(A block of data)
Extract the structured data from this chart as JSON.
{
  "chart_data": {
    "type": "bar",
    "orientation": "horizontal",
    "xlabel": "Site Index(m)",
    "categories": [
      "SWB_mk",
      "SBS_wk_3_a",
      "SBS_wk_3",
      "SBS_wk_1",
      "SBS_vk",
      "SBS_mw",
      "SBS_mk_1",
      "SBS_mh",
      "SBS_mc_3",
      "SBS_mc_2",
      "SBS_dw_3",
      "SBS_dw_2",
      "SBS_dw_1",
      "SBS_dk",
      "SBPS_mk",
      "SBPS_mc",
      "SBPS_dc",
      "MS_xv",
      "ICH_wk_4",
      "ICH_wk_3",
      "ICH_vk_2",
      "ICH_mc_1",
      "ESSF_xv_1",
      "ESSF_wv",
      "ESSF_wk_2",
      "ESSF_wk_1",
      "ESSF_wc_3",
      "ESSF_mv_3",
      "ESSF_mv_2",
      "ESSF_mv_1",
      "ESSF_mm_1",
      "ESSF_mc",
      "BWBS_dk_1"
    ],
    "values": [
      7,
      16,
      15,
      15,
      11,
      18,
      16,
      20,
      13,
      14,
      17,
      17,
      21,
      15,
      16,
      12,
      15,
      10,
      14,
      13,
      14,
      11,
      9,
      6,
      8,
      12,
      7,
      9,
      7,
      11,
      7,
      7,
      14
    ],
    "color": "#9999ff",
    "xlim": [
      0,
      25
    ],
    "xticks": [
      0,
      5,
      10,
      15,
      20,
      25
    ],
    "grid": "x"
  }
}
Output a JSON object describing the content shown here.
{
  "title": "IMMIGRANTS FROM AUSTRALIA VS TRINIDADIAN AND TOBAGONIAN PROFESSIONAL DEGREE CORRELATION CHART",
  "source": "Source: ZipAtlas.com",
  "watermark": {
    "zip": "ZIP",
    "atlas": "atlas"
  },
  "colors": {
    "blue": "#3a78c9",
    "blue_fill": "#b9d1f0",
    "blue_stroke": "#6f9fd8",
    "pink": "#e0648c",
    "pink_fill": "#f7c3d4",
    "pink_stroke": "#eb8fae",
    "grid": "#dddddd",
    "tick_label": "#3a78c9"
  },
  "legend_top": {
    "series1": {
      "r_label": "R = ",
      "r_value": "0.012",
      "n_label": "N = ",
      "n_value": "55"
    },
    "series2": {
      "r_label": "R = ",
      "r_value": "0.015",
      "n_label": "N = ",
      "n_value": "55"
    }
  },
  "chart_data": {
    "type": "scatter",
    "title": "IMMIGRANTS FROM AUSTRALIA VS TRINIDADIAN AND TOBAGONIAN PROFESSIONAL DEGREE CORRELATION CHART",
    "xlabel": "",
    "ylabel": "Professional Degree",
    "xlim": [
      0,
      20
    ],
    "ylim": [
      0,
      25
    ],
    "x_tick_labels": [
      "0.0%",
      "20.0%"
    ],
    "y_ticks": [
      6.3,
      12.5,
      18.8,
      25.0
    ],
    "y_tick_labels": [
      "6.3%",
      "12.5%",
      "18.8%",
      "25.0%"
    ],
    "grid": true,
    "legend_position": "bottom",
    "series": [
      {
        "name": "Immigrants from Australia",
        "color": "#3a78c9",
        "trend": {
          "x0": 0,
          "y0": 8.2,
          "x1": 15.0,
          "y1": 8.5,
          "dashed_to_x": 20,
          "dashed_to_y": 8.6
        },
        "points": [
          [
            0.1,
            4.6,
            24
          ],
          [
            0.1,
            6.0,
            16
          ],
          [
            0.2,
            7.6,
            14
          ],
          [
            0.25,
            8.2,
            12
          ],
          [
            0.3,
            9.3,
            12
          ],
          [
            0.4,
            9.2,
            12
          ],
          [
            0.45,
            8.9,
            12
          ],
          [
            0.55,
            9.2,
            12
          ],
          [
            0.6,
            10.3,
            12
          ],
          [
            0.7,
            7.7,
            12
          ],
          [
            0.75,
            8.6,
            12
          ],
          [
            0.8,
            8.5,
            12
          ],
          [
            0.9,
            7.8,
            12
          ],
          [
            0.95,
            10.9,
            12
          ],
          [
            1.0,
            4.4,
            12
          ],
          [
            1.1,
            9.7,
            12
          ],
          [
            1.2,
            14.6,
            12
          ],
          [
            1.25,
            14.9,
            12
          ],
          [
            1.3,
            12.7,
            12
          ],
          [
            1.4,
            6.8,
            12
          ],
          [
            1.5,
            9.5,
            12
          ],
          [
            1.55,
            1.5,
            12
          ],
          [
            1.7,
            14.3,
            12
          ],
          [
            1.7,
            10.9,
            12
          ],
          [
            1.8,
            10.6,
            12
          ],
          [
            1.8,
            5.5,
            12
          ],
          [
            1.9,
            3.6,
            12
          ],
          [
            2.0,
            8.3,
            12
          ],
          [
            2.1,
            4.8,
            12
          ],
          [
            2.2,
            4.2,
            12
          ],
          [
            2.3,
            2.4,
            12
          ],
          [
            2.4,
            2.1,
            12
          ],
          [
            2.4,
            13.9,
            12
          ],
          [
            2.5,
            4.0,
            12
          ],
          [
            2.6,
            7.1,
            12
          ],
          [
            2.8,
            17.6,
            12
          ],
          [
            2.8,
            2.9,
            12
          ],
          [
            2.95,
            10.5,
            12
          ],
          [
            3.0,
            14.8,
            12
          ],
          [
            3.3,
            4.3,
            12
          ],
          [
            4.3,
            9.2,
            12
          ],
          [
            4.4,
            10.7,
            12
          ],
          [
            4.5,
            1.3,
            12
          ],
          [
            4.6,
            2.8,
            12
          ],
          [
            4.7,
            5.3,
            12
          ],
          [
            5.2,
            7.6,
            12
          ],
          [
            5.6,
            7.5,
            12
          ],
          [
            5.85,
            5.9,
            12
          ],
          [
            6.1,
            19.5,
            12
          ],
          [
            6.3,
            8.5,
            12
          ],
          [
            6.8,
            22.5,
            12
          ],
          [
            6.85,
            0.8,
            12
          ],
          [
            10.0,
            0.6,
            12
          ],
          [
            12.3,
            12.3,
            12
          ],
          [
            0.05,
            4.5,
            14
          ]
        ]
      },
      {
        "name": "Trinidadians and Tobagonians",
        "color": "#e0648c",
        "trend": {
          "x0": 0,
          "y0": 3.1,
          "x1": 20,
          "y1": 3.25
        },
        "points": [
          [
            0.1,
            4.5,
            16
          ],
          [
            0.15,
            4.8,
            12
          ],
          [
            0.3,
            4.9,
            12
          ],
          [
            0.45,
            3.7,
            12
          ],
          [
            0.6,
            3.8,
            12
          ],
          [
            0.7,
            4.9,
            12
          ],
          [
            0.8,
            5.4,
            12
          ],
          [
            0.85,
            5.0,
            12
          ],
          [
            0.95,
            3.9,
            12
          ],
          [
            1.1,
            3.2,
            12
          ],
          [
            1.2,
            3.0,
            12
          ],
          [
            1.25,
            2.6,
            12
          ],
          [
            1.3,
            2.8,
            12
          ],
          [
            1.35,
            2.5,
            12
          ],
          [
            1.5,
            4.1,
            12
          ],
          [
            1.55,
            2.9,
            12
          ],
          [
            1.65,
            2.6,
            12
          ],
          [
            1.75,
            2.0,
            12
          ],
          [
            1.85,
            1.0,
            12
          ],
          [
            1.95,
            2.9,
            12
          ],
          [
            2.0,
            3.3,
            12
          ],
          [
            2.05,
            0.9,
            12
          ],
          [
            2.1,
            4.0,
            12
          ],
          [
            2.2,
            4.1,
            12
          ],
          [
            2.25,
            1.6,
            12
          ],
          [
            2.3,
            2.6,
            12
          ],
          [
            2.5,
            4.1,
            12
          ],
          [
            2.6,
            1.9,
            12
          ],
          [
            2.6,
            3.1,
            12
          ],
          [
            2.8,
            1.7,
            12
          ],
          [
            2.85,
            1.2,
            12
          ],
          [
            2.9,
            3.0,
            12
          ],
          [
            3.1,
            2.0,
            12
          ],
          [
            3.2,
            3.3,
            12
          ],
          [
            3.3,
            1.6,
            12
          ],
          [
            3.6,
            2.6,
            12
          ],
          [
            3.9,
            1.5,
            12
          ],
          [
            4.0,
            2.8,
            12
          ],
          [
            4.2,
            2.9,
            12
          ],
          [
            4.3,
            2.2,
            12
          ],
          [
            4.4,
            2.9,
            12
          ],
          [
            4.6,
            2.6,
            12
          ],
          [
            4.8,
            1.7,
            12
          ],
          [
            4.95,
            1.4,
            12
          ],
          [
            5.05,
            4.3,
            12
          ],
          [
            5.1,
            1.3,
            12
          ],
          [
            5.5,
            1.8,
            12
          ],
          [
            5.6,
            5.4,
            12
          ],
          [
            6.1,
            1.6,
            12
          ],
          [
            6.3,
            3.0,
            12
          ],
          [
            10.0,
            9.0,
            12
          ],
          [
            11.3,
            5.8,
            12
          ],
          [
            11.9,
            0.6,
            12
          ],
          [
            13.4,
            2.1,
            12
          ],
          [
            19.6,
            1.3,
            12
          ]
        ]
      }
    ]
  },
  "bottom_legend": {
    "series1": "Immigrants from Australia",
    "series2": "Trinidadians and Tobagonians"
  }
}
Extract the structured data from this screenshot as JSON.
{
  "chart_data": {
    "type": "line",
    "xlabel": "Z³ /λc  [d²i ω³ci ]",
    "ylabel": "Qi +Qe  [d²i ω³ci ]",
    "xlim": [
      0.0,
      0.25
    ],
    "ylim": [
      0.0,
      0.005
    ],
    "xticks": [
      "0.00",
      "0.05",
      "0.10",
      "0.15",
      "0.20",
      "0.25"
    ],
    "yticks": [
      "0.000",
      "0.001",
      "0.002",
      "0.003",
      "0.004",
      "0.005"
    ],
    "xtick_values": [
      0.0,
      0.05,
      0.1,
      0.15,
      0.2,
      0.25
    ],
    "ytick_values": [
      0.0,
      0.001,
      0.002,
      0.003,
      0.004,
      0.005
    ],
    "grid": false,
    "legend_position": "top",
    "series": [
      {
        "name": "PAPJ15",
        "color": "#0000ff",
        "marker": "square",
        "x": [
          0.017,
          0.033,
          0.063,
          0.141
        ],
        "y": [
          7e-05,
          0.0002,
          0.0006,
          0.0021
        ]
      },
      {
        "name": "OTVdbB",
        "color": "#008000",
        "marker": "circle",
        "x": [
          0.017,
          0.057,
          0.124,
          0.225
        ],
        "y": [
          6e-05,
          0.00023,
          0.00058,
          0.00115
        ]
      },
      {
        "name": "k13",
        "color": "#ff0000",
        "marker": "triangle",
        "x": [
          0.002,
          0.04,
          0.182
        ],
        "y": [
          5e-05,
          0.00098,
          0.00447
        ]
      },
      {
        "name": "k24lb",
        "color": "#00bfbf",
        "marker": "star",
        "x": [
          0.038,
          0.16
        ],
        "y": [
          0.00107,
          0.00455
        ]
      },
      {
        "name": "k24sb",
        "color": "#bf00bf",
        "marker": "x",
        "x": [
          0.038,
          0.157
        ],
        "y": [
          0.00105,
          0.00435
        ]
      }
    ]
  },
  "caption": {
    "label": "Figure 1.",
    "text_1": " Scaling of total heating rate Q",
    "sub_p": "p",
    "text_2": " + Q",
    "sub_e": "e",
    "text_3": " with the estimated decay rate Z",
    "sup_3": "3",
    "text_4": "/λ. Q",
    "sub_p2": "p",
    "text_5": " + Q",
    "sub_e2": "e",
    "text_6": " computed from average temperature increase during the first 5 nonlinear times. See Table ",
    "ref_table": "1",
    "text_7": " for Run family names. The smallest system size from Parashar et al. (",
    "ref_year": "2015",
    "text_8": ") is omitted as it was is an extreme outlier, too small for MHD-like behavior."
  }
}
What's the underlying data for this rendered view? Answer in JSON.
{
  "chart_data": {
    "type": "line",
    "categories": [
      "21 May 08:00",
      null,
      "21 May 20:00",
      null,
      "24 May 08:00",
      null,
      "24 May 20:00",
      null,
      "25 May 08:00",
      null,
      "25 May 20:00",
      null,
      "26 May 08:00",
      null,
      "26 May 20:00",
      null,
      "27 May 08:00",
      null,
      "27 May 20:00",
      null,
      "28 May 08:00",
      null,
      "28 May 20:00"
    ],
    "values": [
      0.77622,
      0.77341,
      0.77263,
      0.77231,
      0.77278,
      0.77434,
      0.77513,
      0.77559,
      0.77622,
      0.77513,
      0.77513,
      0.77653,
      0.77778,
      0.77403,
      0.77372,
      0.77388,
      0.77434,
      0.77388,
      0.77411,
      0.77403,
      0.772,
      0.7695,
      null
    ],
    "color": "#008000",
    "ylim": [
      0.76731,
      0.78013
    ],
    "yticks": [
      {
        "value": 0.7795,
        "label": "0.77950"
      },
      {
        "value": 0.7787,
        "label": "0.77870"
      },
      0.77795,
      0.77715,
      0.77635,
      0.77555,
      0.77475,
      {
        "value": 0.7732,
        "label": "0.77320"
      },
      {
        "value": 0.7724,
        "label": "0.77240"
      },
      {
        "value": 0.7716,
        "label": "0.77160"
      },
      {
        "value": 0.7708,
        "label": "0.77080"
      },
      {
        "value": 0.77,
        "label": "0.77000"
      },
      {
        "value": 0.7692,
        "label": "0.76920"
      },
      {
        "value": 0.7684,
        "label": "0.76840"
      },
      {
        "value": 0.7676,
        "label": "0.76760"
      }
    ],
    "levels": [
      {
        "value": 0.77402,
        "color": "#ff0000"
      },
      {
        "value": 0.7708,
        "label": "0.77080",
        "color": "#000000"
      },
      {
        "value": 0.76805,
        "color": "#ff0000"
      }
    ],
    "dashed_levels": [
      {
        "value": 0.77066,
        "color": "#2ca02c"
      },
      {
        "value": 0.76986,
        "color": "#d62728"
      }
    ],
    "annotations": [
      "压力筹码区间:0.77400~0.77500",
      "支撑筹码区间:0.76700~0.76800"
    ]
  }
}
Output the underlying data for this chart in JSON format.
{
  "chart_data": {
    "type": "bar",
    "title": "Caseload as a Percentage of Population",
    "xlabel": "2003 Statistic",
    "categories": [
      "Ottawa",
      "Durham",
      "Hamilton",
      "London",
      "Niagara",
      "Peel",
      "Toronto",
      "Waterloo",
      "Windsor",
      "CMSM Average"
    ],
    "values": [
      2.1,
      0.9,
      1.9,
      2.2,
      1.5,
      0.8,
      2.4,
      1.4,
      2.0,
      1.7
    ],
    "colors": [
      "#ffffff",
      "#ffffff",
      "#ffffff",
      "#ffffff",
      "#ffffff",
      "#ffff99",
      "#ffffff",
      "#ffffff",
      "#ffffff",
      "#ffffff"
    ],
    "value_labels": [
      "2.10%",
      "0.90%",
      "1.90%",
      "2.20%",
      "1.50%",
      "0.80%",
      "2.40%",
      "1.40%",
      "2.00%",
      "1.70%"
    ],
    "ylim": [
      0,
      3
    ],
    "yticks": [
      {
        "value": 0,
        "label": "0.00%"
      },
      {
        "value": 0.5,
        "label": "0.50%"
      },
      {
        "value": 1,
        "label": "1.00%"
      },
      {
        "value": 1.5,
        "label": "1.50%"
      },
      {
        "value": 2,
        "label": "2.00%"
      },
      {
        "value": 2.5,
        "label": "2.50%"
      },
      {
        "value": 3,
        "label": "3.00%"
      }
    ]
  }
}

◆ **Set exercise**: Answer with one number only: how many lines above contain the word "ω³ci".

◆ **Solution to this task**: 2